● **EXERCISE DESCRIPTION**
Scan the records for the word "Strongly". Copy each line that includes it.

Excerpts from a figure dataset
○ ○ ○ ○ ○ ○ ○
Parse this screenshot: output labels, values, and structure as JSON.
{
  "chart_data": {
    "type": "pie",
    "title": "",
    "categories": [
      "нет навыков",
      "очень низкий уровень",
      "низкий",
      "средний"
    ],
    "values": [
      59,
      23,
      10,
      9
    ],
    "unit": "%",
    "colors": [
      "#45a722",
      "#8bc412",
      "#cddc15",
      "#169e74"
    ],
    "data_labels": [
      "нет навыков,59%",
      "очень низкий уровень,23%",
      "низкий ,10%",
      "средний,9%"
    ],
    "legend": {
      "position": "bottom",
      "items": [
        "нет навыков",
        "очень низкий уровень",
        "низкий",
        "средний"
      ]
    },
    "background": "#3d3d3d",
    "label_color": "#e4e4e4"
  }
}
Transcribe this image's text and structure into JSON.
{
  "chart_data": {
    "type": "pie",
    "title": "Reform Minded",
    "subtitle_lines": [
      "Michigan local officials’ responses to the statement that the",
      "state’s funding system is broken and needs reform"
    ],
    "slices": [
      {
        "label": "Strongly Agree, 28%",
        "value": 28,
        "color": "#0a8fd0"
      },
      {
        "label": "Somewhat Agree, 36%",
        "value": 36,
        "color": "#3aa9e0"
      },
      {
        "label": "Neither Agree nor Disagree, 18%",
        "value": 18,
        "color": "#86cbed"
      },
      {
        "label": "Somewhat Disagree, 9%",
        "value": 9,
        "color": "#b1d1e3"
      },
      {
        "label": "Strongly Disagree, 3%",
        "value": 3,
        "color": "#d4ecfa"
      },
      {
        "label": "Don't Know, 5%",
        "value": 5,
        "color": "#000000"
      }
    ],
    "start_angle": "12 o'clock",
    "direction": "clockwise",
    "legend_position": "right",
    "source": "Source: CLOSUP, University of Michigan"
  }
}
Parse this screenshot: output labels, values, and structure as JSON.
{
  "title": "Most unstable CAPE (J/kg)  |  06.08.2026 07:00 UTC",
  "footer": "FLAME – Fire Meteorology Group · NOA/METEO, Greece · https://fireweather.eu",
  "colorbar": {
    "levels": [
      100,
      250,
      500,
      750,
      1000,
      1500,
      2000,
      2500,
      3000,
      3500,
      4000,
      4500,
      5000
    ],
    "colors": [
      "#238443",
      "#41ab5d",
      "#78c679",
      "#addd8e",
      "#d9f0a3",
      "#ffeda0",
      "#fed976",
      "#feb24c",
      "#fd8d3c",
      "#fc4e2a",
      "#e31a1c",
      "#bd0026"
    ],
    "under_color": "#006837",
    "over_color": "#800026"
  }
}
○ ○ ○ ○ ○ ○ ○
● **WRITTEN SOLUTION**
        "label": "Strongly Agree, 28%",
        "label": "Strongly Disagree, 3%",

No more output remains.